=== Records excerpted from a collection ===
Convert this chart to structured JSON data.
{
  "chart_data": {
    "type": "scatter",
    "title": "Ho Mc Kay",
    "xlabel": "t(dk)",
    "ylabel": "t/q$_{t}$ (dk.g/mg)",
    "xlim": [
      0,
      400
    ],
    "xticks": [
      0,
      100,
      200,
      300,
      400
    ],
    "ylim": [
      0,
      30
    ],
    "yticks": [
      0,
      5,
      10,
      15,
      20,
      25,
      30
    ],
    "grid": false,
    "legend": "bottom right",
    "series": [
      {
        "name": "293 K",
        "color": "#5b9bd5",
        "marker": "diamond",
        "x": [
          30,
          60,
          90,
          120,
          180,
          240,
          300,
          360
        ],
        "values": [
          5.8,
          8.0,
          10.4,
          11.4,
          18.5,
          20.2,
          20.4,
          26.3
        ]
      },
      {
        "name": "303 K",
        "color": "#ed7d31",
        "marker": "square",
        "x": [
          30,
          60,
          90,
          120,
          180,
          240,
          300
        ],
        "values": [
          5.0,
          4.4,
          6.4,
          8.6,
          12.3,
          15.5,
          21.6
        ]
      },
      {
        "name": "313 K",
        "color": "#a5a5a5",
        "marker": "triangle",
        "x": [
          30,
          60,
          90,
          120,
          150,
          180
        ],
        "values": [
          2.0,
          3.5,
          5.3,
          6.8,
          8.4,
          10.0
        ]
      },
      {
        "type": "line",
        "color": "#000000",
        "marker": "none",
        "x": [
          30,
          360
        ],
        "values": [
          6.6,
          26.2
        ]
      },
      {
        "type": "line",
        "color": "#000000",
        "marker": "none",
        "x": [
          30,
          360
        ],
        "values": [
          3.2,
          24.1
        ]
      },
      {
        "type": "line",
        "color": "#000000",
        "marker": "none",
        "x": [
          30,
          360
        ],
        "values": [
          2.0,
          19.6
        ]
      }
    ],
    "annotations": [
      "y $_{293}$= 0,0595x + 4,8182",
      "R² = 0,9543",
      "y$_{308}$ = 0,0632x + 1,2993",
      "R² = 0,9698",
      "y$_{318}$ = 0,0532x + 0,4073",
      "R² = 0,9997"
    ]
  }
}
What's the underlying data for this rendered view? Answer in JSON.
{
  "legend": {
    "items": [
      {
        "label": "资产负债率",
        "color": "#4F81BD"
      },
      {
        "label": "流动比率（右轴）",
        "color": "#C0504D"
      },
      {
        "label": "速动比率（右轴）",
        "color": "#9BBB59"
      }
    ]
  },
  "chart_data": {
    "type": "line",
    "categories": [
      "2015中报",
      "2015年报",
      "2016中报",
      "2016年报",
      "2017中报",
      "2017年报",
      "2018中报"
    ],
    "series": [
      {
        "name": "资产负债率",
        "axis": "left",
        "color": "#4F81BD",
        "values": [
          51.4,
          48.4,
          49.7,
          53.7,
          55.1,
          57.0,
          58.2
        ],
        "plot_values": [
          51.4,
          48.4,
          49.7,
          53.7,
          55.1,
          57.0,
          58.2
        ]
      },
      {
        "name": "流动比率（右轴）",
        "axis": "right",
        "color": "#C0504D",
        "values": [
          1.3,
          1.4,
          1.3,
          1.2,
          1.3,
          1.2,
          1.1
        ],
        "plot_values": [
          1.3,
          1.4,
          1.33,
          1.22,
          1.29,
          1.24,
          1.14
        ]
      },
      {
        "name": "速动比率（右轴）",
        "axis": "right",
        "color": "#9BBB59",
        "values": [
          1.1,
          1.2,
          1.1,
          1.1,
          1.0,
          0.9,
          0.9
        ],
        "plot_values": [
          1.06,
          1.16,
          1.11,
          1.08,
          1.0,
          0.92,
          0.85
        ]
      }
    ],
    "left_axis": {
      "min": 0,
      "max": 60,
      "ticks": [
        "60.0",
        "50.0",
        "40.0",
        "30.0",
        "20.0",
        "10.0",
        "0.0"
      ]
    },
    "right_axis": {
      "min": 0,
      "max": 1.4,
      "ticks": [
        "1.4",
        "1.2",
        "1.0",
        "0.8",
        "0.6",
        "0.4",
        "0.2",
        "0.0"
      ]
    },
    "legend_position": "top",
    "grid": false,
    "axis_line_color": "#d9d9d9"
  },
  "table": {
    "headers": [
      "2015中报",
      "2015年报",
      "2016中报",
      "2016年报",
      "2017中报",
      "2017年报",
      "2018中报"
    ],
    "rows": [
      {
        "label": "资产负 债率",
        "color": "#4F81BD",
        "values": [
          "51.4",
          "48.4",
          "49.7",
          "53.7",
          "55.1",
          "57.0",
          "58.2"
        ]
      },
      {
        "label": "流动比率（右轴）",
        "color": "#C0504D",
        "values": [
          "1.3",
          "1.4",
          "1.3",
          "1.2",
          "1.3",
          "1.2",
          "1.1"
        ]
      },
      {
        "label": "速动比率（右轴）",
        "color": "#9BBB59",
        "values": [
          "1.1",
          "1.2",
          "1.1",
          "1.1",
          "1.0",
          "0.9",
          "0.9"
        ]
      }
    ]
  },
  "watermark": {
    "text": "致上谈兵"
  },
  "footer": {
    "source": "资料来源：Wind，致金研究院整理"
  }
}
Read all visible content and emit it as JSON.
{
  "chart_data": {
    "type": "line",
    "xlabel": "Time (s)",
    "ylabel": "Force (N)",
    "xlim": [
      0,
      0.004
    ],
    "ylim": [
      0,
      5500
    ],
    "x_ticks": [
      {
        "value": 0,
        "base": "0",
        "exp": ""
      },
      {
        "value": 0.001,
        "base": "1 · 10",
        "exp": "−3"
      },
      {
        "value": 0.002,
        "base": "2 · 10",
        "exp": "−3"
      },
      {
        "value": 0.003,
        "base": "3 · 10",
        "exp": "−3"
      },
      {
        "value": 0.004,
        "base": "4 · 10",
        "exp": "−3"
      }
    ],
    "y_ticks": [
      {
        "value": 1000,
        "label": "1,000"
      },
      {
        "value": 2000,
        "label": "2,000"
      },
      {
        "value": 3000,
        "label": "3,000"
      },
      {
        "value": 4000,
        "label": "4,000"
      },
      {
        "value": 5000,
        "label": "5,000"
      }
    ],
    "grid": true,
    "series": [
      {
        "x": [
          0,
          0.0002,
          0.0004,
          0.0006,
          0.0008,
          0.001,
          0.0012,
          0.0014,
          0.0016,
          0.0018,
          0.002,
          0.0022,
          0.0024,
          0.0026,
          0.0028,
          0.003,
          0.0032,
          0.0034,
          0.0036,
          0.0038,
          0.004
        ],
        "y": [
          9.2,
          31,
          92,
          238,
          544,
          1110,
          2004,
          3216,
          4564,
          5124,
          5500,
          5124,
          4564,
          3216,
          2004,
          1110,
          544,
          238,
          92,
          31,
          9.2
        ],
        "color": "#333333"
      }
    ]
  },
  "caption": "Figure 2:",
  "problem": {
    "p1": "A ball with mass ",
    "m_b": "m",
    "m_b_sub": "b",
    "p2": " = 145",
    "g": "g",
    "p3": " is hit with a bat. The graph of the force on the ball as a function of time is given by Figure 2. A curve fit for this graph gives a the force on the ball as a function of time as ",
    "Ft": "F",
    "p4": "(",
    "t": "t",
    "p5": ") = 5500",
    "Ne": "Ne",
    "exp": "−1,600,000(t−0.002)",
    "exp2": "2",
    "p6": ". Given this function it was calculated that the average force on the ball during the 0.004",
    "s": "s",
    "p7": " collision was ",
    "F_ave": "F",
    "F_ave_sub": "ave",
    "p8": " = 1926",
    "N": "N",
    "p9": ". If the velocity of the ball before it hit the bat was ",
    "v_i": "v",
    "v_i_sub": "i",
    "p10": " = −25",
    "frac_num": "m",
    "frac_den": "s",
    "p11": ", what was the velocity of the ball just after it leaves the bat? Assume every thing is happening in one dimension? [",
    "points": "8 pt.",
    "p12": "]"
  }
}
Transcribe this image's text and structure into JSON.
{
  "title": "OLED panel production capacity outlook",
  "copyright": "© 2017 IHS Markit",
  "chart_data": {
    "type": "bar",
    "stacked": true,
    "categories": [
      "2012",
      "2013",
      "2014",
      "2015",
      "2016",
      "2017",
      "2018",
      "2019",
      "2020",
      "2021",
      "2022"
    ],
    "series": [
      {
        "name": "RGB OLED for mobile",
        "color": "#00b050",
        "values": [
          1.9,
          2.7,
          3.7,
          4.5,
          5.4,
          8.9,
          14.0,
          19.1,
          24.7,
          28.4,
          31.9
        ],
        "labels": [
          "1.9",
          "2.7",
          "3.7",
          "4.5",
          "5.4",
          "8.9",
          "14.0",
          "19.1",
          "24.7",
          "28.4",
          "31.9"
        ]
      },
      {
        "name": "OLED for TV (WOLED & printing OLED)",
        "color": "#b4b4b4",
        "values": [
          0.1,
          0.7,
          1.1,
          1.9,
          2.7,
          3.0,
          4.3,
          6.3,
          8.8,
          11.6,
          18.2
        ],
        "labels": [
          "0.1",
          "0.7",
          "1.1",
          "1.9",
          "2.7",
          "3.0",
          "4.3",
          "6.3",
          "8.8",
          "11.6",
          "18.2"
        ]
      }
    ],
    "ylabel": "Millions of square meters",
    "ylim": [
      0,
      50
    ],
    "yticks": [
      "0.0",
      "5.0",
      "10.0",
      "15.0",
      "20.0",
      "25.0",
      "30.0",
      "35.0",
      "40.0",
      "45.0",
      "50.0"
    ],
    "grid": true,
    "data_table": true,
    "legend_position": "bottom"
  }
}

=== Required work ===
Give the number of lines that carry the word "bottom", with nothing added.

=== Complete output ===
2